----- Stored rows

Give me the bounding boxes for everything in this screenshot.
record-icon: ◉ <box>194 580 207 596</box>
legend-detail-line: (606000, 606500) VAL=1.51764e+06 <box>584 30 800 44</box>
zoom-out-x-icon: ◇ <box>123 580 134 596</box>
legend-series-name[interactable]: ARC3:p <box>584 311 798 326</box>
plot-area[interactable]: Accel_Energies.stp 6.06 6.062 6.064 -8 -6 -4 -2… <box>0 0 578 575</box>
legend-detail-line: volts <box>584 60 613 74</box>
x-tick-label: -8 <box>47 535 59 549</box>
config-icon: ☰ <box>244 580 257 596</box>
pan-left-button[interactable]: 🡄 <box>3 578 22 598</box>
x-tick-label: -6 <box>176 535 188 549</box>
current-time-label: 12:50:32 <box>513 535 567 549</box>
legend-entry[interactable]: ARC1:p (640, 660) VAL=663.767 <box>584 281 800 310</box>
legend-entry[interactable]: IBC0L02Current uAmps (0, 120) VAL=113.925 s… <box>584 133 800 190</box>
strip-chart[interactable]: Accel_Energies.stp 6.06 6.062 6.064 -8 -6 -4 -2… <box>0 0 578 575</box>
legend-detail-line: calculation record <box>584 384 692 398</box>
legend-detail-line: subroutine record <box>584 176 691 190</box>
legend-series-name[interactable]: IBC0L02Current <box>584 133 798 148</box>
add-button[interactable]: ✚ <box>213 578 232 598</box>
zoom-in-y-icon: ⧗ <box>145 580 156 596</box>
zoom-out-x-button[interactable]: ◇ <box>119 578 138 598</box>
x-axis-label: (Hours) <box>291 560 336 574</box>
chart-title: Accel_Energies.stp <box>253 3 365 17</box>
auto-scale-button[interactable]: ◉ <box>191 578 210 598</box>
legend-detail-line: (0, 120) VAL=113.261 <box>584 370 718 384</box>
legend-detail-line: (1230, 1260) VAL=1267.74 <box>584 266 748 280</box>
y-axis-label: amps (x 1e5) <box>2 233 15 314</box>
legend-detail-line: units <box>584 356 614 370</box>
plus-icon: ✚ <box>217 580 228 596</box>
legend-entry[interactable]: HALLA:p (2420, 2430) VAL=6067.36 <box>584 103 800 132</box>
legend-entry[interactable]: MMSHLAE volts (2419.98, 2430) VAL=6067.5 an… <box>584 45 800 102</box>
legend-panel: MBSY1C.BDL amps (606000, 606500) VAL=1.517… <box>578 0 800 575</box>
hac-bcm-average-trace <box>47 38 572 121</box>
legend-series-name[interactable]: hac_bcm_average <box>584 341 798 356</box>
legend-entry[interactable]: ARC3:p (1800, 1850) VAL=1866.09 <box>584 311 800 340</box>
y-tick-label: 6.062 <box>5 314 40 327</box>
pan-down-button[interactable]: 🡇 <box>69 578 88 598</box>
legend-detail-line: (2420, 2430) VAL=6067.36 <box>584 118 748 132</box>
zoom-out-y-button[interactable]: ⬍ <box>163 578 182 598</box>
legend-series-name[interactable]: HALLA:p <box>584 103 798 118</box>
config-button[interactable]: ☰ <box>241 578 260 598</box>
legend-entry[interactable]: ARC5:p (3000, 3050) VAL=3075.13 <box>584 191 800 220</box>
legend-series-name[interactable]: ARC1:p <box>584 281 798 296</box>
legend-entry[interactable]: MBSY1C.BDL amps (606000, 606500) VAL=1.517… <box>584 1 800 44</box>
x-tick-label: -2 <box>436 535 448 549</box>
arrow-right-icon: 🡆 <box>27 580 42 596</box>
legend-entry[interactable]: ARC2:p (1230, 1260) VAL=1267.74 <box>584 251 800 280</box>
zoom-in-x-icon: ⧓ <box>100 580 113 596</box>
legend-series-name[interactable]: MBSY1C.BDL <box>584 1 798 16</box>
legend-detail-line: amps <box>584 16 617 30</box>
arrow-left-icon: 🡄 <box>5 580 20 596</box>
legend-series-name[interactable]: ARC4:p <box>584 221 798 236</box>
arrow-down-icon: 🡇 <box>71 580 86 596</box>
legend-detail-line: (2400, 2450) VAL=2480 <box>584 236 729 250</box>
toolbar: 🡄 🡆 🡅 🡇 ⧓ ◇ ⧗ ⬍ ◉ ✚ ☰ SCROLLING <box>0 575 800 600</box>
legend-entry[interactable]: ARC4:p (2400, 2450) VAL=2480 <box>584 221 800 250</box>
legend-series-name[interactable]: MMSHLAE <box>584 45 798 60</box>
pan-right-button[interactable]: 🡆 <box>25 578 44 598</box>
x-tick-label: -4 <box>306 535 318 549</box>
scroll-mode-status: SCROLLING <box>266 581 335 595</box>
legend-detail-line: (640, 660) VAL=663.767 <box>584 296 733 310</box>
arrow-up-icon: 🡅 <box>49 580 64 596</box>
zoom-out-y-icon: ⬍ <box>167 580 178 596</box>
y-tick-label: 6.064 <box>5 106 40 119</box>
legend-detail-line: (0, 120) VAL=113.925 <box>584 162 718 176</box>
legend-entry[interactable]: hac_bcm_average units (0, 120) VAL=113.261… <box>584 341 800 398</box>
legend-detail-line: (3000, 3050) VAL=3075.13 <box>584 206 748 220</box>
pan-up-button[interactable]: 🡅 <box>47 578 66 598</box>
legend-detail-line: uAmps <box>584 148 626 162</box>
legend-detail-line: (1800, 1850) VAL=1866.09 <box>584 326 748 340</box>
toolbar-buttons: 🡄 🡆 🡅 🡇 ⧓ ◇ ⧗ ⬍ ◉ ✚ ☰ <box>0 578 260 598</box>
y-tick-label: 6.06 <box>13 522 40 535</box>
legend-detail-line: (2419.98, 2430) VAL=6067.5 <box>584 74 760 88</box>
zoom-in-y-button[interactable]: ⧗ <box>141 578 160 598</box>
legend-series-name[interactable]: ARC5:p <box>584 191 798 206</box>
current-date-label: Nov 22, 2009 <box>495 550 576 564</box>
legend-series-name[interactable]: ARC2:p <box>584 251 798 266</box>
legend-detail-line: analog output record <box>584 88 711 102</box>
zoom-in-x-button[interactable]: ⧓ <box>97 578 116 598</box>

----------

Copy the data verbatim, starting from the first line and ending with the line containing "legend-entry[interactable]: HALLA:p (2420, 2430)", inclusive.

The response -
Give me the bounding boxes for everything in this screenshot.
record-icon: ◉ <box>194 580 207 596</box>
legend-detail-line: (606000, 606500) VAL=1.51764e+06 <box>584 30 800 44</box>
zoom-out-x-icon: ◇ <box>123 580 134 596</box>
legend-series-name[interactable]: ARC3:p <box>584 311 798 326</box>
plot-area[interactable]: Accel_Energies.stp 6.06 6.062 6.064 -8 -6 -4 -2… <box>0 0 578 575</box>
legend-detail-line: volts <box>584 60 613 74</box>
x-tick-label: -8 <box>47 535 59 549</box>
config-icon: ☰ <box>244 580 257 596</box>
pan-left-button[interactable]: 🡄 <box>3 578 22 598</box>
x-tick-label: -6 <box>176 535 188 549</box>
current-time-label: 12:50:32 <box>513 535 567 549</box>
legend-entry[interactable]: ARC1:p (640, 660) VAL=663.767 <box>584 281 800 310</box>
legend-entry[interactable]: IBC0L02Current uAmps (0, 120) VAL=113.925 s… <box>584 133 800 190</box>
strip-chart[interactable]: Accel_Energies.stp 6.06 6.062 6.064 -8 -6 -4 -2… <box>0 0 578 575</box>
legend-detail-line: calculation record <box>584 384 692 398</box>
legend-detail-line: subroutine record <box>584 176 691 190</box>
legend-series-name[interactable]: IBC0L02Current <box>584 133 798 148</box>
add-button[interactable]: ✚ <box>213 578 232 598</box>
zoom-in-y-icon: ⧗ <box>145 580 156 596</box>
zoom-out-x-button[interactable]: ◇ <box>119 578 138 598</box>
x-axis-label: (Hours) <box>291 560 336 574</box>
chart-title: Accel_Energies.stp <box>253 3 365 17</box>
auto-scale-button[interactable]: ◉ <box>191 578 210 598</box>
legend-detail-line: (0, 120) VAL=113.261 <box>584 370 718 384</box>
legend-detail-line: (1230, 1260) VAL=1267.74 <box>584 266 748 280</box>
y-axis-label: amps (x 1e5) <box>2 233 15 314</box>
legend-detail-line: units <box>584 356 614 370</box>
plus-icon: ✚ <box>217 580 228 596</box>
legend-entry[interactable]: HALLA:p (2420, 2430) VAL=6067.36 <box>584 103 800 132</box>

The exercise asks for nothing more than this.